__TASK STATEMENT__: Which lines hold the string "title"? Copy every one of them.

__LISTED RECORDS__:
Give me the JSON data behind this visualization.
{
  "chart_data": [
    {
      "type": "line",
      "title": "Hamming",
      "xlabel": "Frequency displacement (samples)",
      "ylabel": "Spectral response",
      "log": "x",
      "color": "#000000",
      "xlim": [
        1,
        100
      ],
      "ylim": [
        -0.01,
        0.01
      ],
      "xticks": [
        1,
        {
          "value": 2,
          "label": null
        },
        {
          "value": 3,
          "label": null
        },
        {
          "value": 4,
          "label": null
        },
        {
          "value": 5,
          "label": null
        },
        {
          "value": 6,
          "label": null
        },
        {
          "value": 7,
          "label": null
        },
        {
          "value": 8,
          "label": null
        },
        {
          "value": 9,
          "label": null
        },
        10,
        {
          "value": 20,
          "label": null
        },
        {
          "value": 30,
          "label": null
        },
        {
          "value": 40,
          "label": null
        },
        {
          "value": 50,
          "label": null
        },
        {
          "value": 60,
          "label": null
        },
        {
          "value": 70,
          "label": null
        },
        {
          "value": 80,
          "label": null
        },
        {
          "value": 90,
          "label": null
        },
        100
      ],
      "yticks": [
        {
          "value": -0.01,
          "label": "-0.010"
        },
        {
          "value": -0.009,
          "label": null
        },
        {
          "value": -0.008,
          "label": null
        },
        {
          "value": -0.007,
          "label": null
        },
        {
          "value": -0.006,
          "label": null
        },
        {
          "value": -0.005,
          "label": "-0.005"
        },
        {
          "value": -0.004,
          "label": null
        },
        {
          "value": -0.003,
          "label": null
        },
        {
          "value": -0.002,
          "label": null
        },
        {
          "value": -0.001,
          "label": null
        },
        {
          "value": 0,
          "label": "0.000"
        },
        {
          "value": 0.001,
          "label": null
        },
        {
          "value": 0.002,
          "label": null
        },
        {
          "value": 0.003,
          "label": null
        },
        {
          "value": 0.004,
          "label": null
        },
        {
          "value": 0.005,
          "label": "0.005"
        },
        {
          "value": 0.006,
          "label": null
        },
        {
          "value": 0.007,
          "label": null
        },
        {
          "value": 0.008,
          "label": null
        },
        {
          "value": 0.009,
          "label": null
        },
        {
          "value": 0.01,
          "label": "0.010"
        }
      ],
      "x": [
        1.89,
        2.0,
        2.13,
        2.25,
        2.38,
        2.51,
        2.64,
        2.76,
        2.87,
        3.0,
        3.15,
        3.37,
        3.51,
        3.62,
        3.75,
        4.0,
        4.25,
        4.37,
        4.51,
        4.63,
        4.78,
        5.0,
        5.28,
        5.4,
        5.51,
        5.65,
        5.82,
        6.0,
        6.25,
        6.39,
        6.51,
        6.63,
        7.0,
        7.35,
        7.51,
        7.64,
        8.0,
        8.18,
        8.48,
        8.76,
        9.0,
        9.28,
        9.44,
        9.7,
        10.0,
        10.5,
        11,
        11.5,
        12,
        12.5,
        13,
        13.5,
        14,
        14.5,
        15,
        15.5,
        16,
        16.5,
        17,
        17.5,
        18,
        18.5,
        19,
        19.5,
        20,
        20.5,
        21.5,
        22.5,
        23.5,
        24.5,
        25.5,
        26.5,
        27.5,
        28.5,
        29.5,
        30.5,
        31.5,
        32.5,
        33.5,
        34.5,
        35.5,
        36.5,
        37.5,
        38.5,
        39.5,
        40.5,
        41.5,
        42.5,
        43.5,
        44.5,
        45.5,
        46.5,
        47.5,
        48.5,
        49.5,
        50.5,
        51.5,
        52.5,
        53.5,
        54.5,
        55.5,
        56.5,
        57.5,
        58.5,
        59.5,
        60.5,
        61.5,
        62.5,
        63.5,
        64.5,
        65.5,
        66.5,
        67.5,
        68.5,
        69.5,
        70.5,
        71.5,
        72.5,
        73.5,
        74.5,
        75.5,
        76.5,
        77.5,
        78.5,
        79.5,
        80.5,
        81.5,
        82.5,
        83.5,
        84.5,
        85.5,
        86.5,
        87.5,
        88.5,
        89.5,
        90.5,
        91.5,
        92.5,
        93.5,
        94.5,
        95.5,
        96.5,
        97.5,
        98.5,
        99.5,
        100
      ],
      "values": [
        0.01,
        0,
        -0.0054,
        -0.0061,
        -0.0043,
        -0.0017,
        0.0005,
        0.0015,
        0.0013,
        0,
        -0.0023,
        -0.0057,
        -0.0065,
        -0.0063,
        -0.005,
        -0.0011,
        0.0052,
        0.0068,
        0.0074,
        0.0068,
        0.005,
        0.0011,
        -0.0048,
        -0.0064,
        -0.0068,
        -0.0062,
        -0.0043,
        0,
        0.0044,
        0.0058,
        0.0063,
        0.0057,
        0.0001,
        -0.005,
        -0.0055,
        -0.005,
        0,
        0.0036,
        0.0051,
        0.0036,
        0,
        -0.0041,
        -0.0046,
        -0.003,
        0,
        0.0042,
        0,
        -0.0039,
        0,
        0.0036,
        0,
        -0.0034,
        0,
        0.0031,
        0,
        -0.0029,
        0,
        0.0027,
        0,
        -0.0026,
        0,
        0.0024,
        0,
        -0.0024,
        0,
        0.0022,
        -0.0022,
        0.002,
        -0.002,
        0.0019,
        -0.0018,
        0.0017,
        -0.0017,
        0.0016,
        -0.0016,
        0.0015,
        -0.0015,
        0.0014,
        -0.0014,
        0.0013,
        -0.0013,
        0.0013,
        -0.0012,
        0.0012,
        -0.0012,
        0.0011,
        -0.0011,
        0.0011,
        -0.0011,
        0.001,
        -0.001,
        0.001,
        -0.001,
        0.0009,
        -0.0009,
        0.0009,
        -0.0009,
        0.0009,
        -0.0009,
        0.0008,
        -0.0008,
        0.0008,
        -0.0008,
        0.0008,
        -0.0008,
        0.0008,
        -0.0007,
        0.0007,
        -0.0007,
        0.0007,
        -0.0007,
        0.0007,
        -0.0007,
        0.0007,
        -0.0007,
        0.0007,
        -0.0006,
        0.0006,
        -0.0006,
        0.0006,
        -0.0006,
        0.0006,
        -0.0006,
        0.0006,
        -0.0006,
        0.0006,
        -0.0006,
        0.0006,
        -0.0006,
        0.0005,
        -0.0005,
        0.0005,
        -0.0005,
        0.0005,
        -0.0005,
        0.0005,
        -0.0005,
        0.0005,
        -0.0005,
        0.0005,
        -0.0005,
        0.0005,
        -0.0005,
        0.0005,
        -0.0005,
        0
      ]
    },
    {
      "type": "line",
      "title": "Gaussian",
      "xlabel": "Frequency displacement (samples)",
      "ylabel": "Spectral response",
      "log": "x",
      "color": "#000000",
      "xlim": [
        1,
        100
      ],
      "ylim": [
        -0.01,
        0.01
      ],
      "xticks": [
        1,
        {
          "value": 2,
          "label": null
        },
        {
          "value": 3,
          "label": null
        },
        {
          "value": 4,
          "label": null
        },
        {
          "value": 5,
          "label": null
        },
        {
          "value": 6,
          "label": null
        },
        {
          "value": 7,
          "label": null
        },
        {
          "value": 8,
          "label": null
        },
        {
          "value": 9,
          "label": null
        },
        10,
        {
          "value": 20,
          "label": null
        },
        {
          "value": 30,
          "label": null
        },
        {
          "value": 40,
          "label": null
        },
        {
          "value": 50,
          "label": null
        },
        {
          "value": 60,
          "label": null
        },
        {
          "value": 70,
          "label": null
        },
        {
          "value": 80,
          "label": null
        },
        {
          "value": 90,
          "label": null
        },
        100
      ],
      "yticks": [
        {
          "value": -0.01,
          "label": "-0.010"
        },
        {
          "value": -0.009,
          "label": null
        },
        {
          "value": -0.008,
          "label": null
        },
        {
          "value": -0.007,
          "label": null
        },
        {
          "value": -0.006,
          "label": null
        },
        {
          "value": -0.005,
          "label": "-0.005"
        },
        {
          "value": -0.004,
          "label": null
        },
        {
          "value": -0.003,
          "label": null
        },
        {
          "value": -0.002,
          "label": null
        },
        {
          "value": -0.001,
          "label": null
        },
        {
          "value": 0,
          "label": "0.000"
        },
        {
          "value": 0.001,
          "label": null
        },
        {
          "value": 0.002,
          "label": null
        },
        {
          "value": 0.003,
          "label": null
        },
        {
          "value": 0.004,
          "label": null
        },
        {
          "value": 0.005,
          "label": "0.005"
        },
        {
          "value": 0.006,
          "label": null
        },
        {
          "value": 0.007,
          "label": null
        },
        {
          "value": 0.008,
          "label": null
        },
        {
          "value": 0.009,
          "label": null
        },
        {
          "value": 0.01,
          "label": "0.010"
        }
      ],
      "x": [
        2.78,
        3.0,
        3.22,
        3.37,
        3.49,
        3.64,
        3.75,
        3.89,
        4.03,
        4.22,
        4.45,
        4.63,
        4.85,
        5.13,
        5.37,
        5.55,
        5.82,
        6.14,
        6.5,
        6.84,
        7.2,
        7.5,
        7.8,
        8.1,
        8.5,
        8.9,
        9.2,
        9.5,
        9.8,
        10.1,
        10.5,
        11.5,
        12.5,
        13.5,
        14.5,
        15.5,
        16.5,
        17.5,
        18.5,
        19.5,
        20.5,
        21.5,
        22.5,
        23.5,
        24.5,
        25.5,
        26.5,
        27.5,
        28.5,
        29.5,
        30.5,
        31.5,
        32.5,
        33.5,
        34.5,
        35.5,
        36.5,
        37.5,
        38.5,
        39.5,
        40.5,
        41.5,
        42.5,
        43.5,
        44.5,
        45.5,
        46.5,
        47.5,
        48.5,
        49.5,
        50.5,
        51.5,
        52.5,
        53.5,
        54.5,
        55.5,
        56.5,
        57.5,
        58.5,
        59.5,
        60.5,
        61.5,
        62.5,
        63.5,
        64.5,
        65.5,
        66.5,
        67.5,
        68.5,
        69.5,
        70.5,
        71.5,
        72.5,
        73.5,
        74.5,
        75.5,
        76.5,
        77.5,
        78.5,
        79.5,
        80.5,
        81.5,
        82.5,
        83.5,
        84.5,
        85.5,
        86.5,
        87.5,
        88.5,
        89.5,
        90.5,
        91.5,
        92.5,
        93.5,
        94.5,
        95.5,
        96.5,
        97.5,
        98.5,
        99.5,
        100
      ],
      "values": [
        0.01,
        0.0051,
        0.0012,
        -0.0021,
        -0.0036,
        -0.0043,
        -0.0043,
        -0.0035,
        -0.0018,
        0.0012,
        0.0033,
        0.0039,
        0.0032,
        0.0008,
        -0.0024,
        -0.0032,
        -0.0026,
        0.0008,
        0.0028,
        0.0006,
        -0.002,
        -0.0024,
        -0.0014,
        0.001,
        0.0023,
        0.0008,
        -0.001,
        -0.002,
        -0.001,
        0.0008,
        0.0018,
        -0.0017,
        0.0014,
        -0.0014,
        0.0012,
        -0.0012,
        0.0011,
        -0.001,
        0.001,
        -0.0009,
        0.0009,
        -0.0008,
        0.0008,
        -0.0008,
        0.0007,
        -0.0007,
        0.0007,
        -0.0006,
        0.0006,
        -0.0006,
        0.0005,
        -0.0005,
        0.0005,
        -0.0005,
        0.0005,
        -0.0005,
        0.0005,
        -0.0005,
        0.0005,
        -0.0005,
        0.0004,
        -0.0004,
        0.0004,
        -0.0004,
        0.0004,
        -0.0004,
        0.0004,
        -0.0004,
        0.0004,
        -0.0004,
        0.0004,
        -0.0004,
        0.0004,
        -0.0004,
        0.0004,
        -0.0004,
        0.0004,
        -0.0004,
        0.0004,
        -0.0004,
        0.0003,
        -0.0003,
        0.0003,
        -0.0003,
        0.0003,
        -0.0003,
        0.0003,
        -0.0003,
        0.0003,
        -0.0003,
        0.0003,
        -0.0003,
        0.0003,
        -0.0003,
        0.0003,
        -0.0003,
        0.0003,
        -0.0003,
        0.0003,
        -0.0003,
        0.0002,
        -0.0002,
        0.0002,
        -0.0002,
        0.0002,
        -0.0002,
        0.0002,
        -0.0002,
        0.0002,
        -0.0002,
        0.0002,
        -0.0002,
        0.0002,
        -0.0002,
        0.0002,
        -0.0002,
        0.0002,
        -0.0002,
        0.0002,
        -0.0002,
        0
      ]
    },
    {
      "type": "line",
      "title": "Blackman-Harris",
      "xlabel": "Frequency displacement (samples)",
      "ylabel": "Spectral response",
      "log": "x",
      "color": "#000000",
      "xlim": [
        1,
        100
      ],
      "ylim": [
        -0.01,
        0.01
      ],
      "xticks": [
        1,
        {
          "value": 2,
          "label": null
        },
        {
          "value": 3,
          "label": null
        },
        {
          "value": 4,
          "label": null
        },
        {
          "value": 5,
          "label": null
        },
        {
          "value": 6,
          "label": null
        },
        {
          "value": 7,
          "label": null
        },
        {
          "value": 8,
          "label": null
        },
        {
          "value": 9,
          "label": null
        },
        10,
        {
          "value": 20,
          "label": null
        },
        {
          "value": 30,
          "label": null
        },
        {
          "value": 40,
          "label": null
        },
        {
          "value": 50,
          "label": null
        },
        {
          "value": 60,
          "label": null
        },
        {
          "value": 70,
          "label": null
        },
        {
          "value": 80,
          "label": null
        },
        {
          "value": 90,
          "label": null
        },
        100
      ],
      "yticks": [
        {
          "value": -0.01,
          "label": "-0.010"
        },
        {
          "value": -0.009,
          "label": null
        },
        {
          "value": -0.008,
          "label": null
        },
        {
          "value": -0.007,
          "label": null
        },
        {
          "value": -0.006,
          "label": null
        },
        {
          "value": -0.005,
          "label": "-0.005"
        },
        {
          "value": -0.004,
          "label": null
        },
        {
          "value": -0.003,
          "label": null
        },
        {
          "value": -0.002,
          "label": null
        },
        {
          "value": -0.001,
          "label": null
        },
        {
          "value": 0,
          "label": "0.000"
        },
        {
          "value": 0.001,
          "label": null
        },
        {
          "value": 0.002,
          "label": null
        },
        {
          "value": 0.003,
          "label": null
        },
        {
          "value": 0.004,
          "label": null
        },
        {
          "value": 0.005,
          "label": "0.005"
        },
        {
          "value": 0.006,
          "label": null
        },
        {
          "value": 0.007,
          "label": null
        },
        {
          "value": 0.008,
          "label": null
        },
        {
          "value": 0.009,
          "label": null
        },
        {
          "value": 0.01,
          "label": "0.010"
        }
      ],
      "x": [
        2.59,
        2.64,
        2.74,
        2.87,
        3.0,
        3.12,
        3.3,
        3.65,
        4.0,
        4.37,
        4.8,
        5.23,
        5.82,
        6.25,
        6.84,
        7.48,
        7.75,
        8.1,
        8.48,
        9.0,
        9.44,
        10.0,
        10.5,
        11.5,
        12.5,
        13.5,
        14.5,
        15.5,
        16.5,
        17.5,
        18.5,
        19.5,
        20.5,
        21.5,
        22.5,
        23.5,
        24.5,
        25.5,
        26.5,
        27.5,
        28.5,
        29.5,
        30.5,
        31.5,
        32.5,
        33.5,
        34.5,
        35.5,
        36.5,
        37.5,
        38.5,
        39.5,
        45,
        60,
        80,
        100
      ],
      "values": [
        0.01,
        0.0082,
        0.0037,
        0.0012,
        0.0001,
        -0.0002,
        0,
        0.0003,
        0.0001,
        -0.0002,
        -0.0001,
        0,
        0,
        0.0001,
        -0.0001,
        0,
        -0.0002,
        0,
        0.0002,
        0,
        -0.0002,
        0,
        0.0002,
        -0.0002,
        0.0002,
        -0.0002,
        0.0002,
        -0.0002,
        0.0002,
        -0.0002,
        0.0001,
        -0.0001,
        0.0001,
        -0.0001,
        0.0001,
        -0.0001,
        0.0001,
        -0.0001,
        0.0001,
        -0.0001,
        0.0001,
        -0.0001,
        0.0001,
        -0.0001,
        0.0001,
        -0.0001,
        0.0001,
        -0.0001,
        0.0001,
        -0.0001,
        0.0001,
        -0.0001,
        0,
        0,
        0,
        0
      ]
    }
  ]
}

__RESULT__:
      "title": "Hamming",
      "title": "Gaussian",
      "title": "Blackman-Harris",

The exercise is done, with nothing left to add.